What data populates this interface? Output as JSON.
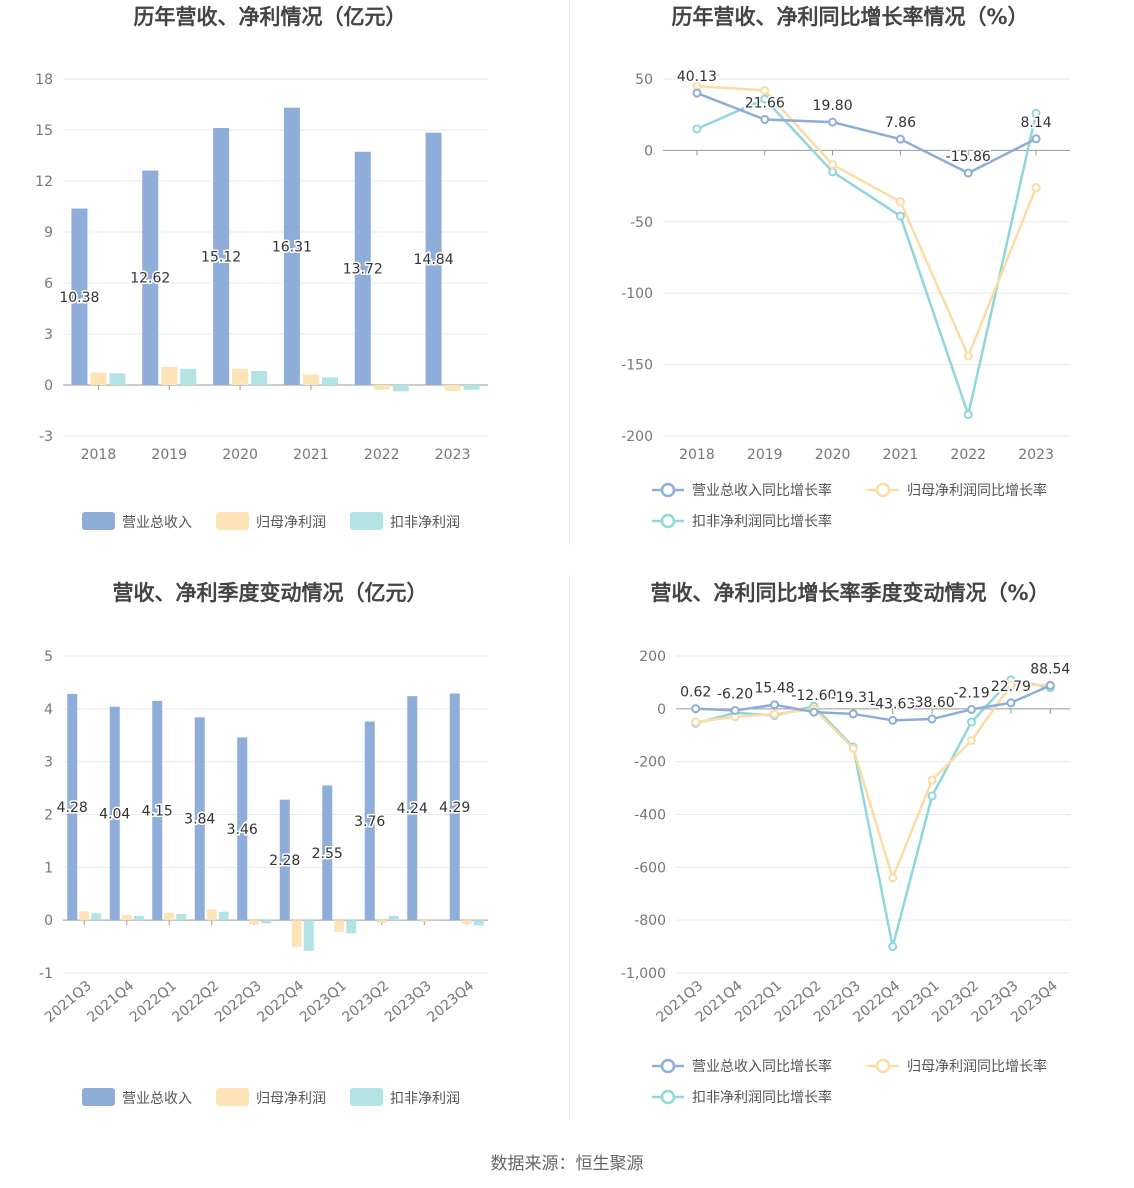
{
  "colors": {
    "revenue": "#8eadd9",
    "parent_profit": "#fde4b7",
    "deducted_profit": "#b4e3e6",
    "revenue_line": "#8eadd9",
    "parent_line": "#fbdca5",
    "deducted_line": "#8fd7da"
  },
  "source_text": "数据来源：恒生聚源",
  "chart_data": [
    {
      "id": "annual-bar",
      "type": "bar",
      "title": "历年营收、净利情况（亿元）",
      "categories": [
        "2018",
        "2019",
        "2020",
        "2021",
        "2022",
        "2023"
      ],
      "ylim": [
        -3,
        18
      ],
      "yticks": [
        -3,
        0,
        3,
        6,
        9,
        12,
        15,
        18
      ],
      "grid": true,
      "legend": "bottom",
      "series": [
        {
          "name": "营业总收入",
          "values": [
            10.38,
            12.62,
            15.12,
            16.31,
            13.72,
            14.84
          ],
          "labels": [
            "10.38",
            "12.62",
            "15.12",
            "16.31",
            "13.72",
            "14.84"
          ]
        },
        {
          "name": "归母净利润",
          "values": [
            0.74,
            1.06,
            0.95,
            0.61,
            -0.27,
            -0.34
          ]
        },
        {
          "name": "扣非净利润",
          "values": [
            0.69,
            0.96,
            0.82,
            0.45,
            -0.38,
            -0.28
          ]
        }
      ]
    },
    {
      "id": "annual-line",
      "type": "line",
      "title": "历年营收、净利同比增长率情况（%）",
      "categories": [
        "2018",
        "2019",
        "2020",
        "2021",
        "2022",
        "2023"
      ],
      "ylim": [
        -200,
        50
      ],
      "yticks": [
        -200,
        -150,
        -100,
        -50,
        0,
        50
      ],
      "grid": true,
      "legend": "bottom",
      "series": [
        {
          "name": "营业总收入同比增长率",
          "values": [
            40.13,
            21.66,
            19.8,
            7.86,
            -15.86,
            8.14
          ],
          "labels": [
            "40.13",
            "21.66",
            "19.80",
            "7.86",
            "-15.86",
            "8.14"
          ]
        },
        {
          "name": "归母净利润同比增长率",
          "values": [
            45,
            42,
            -10,
            -36,
            -144,
            -26
          ]
        },
        {
          "name": "扣非净利润同比增长率",
          "values": [
            15,
            36,
            -15,
            -46,
            -185,
            26
          ]
        }
      ]
    },
    {
      "id": "quarter-bar",
      "type": "bar",
      "title": "营收、净利季度变动情况（亿元）",
      "categories": [
        "2021Q3",
        "2021Q4",
        "2022Q1",
        "2022Q2",
        "2022Q3",
        "2022Q4",
        "2023Q1",
        "2023Q2",
        "2023Q3",
        "2023Q4"
      ],
      "ylim": [
        -1,
        5
      ],
      "yticks": [
        -1,
        0,
        1,
        2,
        3,
        4,
        5
      ],
      "grid": true,
      "legend": "bottom",
      "series": [
        {
          "name": "营业总收入",
          "values": [
            4.28,
            4.04,
            4.15,
            3.84,
            3.46,
            2.28,
            2.55,
            3.76,
            4.24,
            4.29
          ],
          "labels": [
            "4.28",
            "4.04",
            "4.15",
            "3.84",
            "3.46",
            "2.28",
            "2.55",
            "3.76",
            "4.24",
            "4.29"
          ]
        },
        {
          "name": "归母净利润",
          "values": [
            0.17,
            0.1,
            0.14,
            0.2,
            -0.08,
            -0.5,
            -0.22,
            -0.05,
            -0.03,
            -0.07
          ]
        },
        {
          "name": "扣非净利润",
          "values": [
            0.13,
            0.08,
            0.12,
            0.16,
            -0.06,
            -0.58,
            -0.25,
            0.08,
            0.02,
            -0.1
          ]
        }
      ]
    },
    {
      "id": "quarter-line",
      "type": "line",
      "title": "营收、净利同比增长率季度变动情况（%）",
      "categories": [
        "2021Q3",
        "2021Q4",
        "2022Q1",
        "2022Q2",
        "2022Q3",
        "2022Q4",
        "2023Q1",
        "2023Q2",
        "2023Q3",
        "2023Q4"
      ],
      "ylim": [
        -1000,
        200
      ],
      "yticks": [
        -1000,
        -800,
        -600,
        -400,
        -200,
        0,
        200
      ],
      "ytick_labels": [
        "-1,000",
        "-800",
        "-600",
        "-400",
        "-200",
        "0",
        "200"
      ],
      "grid": true,
      "legend": "bottom",
      "series": [
        {
          "name": "营业总收入同比增长率",
          "values": [
            0.62,
            -6.2,
            15.48,
            -12.6,
            -19.31,
            -43.63,
            -38.6,
            -2.19,
            22.79,
            88.54
          ],
          "labels": [
            "0.62",
            "-6.20",
            "15.48",
            "-12.60",
            "-19.31",
            "-43.63",
            "-38.60",
            "-2.19",
            "22.79",
            "88.54"
          ]
        },
        {
          "name": "归母净利润同比增长率",
          "values": [
            -50,
            -30,
            -20,
            0,
            -150,
            -640,
            -270,
            -120,
            90,
            90
          ]
        },
        {
          "name": "扣非净利润同比增长率",
          "values": [
            -55,
            -15,
            -25,
            10,
            -145,
            -900,
            -330,
            -50,
            110,
            80
          ]
        }
      ]
    }
  ]
}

Task to complete
Write the full listing out again with every line unchanged, but include no pictures.

Exercise output
What data populates this interface? Output as JSON.
{
  "colors": {
    "revenue": "#8eadd9",
    "parent_profit": "#fde4b7",
    "deducted_profit": "#b4e3e6",
    "revenue_line": "#8eadd9",
    "parent_line": "#fbdca5",
    "deducted_line": "#8fd7da"
  },
  "source_text": "数据来源：恒生聚源",
  "chart_data": [
    {
      "id": "annual-bar",
      "type": "bar",
      "title": "历年营收、净利情况（亿元）",
      "categories": [
        "2018",
        "2019",
        "2020",
        "2021",
        "2022",
        "2023"
      ],
      "ylim": [
        -3,
        18
      ],
      "yticks": [
        -3,
        0,
        3,
        6,
        9,
        12,
        15,
        18
      ],
      "grid": true,
      "legend": "bottom",
      "series": [
        {
          "name": "营业总收入",
          "values": [
            10.38,
            12.62,
            15.12,
            16.31,
            13.72,
            14.84
          ],
          "labels": [
            "10.38",
            "12.62",
            "15.12",
            "16.31",
            "13.72",
            "14.84"
          ]
        },
        {
          "name": "归母净利润",
          "values": [
            0.74,
            1.06,
            0.95,
            0.61,
            -0.27,
            -0.34
          ]
        },
        {
          "name": "扣非净利润",
          "values": [
            0.69,
            0.96,
            0.82,
            0.45,
            -0.38,
            -0.28
          ]
        }
      ]
    },
    {
      "id": "annual-line",
      "type": "line",
      "title": "历年营收、净利同比增长率情况（%）",
      "categories": [
        "2018",
        "2019",
        "2020",
        "2021",
        "2022",
        "2023"
      ],
      "ylim": [
        -200,
        50
      ],
      "yticks": [
        -200,
        -150,
        -100,
        -50,
        0,
        50
      ],
      "grid": true,
      "legend": "bottom",
      "series": [
        {
          "name": "营业总收入同比增长率",
          "values": [
            40.13,
            21.66,
            19.8,
            7.86,
            -15.86,
            8.14
          ],
          "labels": [
            "40.13",
            "21.66",
            "19.80",
            "7.86",
            "-15.86",
            "8.14"
          ]
        },
        {
          "name": "归母净利润同比增长率",
          "values": [
            45,
            42,
            -10,
            -36,
            -144,
            -26
          ]
        },
        {
          "name": "扣非净利润同比增长率",
          "values": [
            15,
            36,
            -15,
            -46,
            -185,
            26
          ]
        }
      ]
    },
    {
      "id": "quarter-bar",
      "type": "bar",
      "title": "营收、净利季度变动情况（亿元）",
      "categories": [
        "2021Q3",
        "2021Q4",
        "2022Q1",
        "2022Q2",
        "2022Q3",
        "2022Q4",
        "2023Q1",
        "2023Q2",
        "2023Q3",
        "2023Q4"
      ],
      "ylim": [
        -1,
        5
      ],
      "yticks": [
        -1,
        0,
        1,
        2,
        3,
        4,
        5
      ],
      "grid": true,
      "legend": "bottom",
      "series": [
        {
          "name": "营业总收入",
          "values": [
            4.28,
            4.04,
            4.15,
            3.84,
            3.46,
            2.28,
            2.55,
            3.76,
            4.24,
            4.29
          ],
          "labels": [
            "4.28",
            "4.04",
            "4.15",
            "3.84",
            "3.46",
            "2.28",
            "2.55",
            "3.76",
            "4.24",
            "4.29"
          ]
        },
        {
          "name": "归母净利润",
          "values": [
            0.17,
            0.1,
            0.14,
            0.2,
            -0.08,
            -0.5,
            -0.22,
            -0.05,
            -0.03,
            -0.07
          ]
        },
        {
          "name": "扣非净利润",
          "values": [
            0.13,
            0.08,
            0.12,
            0.16,
            -0.06,
            -0.58,
            -0.25,
            0.08,
            0.02,
            -0.1
          ]
        }
      ]
    },
    {
      "id": "quarter-line",
      "type": "line",
      "title": "营收、净利同比增长率季度变动情况（%）",
      "categories": [
        "2021Q3",
        "2021Q4",
        "2022Q1",
        "2022Q2",
        "2022Q3",
        "2022Q4",
        "2023Q1",
        "2023Q2",
        "2023Q3",
        "2023Q4"
      ],
      "ylim": [
        -1000,
        200
      ],
      "yticks": [
        -1000,
        -800,
        -600,
        -400,
        -200,
        0,
        200
      ],
      "ytick_labels": [
        "-1,000",
        "-800",
        "-600",
        "-400",
        "-200",
        "0",
        "200"
      ],
      "grid": true,
      "legend": "bottom",
      "series": [
        {
          "name": "营业总收入同比增长率",
          "values": [
            0.62,
            -6.2,
            15.48,
            -12.6,
            -19.31,
            -43.63,
            -38.6,
            -2.19,
            22.79,
            88.54
          ],
          "labels": [
            "0.62",
            "-6.20",
            "15.48",
            "-12.60",
            "-19.31",
            "-43.63",
            "-38.60",
            "-2.19",
            "22.79",
            "88.54"
          ]
        },
        {
          "name": "归母净利润同比增长率",
          "values": [
            -50,
            -30,
            -20,
            0,
            -150,
            -640,
            -270,
            -120,
            90,
            90
          ]
        },
        {
          "name": "扣非净利润同比增长率",
          "values": [
            -55,
            -15,
            -25,
            10,
            -145,
            -900,
            -330,
            -50,
            110,
            80
          ]
        }
      ]
    }
  ]
}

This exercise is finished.